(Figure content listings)
****************************************
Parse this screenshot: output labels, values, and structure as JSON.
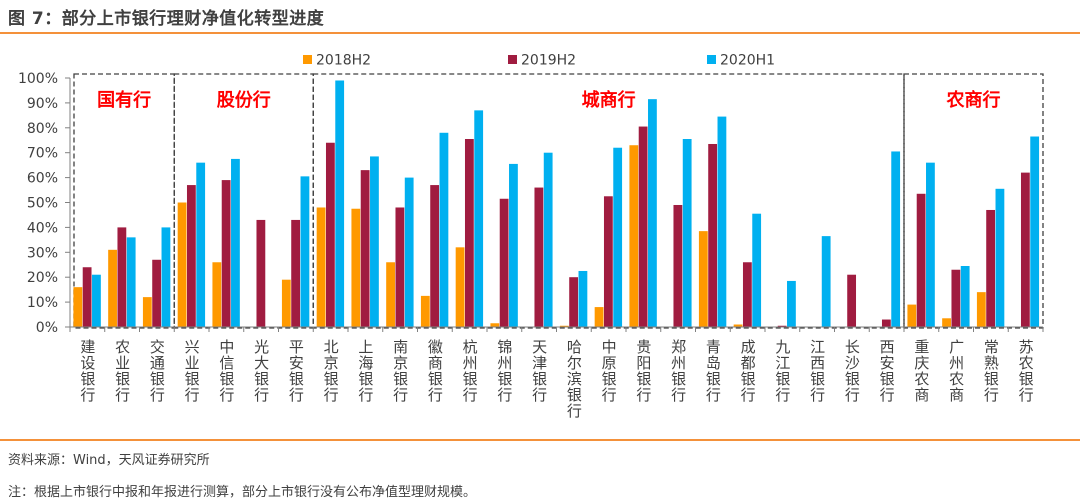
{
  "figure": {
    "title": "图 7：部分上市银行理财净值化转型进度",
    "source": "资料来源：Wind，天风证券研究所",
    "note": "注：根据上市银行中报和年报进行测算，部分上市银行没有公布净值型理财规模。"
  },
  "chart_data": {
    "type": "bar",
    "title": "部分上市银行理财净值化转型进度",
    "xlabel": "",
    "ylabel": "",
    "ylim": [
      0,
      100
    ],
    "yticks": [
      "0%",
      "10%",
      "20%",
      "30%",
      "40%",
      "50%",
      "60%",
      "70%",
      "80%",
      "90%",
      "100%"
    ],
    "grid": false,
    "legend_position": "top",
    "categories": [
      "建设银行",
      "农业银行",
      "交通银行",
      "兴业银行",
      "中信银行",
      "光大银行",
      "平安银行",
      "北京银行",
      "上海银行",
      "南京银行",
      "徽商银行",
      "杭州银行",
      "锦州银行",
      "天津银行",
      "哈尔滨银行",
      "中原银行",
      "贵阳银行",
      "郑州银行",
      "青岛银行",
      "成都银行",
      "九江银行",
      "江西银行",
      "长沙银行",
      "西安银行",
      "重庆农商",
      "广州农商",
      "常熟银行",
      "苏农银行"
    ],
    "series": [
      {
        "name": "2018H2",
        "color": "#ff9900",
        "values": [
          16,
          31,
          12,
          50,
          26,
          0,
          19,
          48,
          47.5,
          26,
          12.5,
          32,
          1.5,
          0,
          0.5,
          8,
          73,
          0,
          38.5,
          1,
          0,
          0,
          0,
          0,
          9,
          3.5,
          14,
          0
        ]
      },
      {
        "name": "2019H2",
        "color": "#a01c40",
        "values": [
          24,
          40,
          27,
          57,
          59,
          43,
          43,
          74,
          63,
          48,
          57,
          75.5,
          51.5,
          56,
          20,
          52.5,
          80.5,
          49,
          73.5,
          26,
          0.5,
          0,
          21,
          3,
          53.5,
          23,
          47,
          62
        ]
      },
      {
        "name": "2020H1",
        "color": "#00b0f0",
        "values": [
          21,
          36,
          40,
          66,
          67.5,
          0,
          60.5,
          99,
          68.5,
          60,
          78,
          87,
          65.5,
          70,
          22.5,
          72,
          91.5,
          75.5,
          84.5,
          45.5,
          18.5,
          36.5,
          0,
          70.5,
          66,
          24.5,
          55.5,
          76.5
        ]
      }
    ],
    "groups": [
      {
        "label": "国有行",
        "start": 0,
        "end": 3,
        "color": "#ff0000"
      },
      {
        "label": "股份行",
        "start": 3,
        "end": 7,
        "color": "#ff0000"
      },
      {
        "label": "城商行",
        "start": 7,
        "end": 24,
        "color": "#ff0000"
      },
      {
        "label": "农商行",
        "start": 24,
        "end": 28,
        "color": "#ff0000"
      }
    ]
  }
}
****************************************
● PROBLEM REQUIREMENTS
In the listing above, how many lines hold the word "title"? Give the number and nothing more.

● RESULT OF THE EXERCISE
2